**Stored data:**
_ _ _ _ _ _ _

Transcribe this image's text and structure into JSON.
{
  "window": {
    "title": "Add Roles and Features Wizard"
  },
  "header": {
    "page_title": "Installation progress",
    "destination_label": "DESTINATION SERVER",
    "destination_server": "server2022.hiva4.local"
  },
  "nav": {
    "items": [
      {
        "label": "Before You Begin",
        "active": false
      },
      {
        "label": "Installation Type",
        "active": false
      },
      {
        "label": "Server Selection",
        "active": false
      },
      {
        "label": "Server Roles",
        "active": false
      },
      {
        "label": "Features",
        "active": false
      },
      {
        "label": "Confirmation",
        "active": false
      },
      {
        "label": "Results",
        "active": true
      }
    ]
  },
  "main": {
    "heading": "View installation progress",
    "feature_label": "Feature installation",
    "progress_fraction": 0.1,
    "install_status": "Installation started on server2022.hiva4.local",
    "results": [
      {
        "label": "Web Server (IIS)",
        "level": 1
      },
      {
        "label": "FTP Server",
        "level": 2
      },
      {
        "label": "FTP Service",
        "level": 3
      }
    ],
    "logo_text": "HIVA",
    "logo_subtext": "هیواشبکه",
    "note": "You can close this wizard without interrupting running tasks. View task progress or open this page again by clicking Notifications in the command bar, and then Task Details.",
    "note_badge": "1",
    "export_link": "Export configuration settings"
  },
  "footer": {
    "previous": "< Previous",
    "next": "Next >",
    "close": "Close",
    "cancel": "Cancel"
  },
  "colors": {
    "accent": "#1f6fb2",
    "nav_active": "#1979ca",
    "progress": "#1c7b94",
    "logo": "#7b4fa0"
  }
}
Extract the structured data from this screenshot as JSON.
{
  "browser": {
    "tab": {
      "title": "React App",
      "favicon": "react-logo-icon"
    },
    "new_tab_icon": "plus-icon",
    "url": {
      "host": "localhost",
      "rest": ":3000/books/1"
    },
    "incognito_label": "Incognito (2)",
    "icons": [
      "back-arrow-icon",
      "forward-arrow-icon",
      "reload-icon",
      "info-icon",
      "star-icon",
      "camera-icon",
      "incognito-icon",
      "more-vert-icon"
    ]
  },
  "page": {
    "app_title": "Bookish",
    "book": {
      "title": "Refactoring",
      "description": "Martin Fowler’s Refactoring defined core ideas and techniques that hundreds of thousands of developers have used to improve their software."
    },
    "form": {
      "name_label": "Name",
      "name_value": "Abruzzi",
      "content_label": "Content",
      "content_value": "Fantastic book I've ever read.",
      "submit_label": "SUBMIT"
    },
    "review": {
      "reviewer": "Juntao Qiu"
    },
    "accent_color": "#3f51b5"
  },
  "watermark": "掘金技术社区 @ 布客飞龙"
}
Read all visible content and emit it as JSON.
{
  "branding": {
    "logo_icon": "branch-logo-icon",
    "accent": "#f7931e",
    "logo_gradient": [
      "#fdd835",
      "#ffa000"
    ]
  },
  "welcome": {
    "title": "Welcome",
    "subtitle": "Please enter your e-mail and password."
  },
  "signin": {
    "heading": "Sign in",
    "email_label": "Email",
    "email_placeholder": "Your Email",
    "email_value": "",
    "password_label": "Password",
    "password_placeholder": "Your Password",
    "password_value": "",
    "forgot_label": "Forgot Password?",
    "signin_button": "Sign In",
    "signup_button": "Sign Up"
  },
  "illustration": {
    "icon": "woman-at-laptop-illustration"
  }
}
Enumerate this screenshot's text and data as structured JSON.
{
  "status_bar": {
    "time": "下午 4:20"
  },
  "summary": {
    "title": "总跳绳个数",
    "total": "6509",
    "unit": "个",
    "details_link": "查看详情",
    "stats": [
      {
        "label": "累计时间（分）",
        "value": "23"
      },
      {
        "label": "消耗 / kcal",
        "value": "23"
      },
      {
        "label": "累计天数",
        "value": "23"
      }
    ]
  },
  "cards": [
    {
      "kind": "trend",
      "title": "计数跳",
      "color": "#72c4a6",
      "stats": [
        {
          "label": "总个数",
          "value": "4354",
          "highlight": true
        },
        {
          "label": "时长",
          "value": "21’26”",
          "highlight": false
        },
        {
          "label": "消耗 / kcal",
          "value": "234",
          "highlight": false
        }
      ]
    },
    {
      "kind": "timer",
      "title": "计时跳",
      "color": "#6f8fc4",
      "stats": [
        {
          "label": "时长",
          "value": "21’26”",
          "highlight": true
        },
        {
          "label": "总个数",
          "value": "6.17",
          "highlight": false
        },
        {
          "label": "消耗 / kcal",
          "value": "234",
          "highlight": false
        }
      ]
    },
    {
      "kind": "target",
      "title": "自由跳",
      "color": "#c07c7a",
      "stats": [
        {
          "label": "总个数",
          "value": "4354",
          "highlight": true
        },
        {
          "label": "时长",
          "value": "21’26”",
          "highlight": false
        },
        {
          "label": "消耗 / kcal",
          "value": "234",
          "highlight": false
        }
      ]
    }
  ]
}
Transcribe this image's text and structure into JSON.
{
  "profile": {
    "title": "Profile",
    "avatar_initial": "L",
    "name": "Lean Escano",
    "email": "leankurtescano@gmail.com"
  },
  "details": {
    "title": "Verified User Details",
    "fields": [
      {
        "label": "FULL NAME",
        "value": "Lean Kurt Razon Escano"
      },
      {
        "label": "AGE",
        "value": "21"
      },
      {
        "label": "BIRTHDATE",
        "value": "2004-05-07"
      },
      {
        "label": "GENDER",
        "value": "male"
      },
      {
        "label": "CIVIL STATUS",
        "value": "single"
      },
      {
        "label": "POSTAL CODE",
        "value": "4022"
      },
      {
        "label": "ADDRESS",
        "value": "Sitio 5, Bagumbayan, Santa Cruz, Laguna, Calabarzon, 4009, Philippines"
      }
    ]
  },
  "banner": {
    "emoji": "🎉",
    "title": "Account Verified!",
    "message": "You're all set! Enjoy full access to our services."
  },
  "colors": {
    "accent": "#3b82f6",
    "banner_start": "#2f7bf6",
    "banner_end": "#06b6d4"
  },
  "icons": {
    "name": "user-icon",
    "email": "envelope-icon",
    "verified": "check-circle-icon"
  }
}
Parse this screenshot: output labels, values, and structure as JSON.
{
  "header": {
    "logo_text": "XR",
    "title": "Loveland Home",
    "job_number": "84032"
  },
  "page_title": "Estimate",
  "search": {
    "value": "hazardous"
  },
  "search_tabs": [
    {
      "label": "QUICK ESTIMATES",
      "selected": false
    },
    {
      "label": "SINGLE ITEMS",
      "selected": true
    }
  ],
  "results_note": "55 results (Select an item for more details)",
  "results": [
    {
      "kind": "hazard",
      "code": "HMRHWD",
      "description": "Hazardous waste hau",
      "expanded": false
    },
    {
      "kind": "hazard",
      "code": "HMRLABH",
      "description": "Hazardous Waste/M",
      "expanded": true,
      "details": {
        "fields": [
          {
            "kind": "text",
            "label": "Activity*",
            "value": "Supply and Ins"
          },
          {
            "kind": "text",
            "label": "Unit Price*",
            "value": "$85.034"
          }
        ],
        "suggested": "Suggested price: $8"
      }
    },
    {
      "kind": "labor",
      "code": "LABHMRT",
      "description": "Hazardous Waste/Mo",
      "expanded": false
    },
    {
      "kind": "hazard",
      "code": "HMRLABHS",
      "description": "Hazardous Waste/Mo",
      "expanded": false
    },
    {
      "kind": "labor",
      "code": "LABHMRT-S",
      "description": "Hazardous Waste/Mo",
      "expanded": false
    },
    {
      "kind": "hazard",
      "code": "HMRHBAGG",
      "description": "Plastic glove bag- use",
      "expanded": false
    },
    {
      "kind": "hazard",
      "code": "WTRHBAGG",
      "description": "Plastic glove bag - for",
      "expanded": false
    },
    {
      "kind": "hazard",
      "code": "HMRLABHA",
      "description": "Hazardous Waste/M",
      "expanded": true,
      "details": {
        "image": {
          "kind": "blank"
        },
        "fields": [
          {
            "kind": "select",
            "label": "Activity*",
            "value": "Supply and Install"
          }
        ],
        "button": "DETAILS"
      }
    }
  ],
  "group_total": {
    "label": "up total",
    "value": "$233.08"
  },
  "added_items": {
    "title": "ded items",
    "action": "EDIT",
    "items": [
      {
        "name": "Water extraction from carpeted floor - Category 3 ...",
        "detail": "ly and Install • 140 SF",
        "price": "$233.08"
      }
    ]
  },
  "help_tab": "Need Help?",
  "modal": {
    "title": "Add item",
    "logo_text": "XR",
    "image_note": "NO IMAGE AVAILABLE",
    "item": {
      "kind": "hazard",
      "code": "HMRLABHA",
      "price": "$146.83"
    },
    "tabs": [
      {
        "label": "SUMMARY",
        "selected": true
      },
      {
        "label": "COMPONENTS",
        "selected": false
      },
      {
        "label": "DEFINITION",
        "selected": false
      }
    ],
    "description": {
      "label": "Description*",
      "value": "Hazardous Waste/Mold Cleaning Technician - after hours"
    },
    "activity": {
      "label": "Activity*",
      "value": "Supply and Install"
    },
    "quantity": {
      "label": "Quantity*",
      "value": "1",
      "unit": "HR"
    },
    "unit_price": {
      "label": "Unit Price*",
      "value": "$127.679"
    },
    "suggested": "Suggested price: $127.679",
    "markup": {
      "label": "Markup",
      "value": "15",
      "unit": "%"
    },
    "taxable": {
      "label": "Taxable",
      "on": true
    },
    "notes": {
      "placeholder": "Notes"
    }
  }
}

_ _ _ _ _ _ _

**Task requirements:**
Copy every line above in which the string "Suggested" shows up.

**Written response:**
        "suggested": "Suggested price: $8"
    "suggested": "Suggested price: $127.679",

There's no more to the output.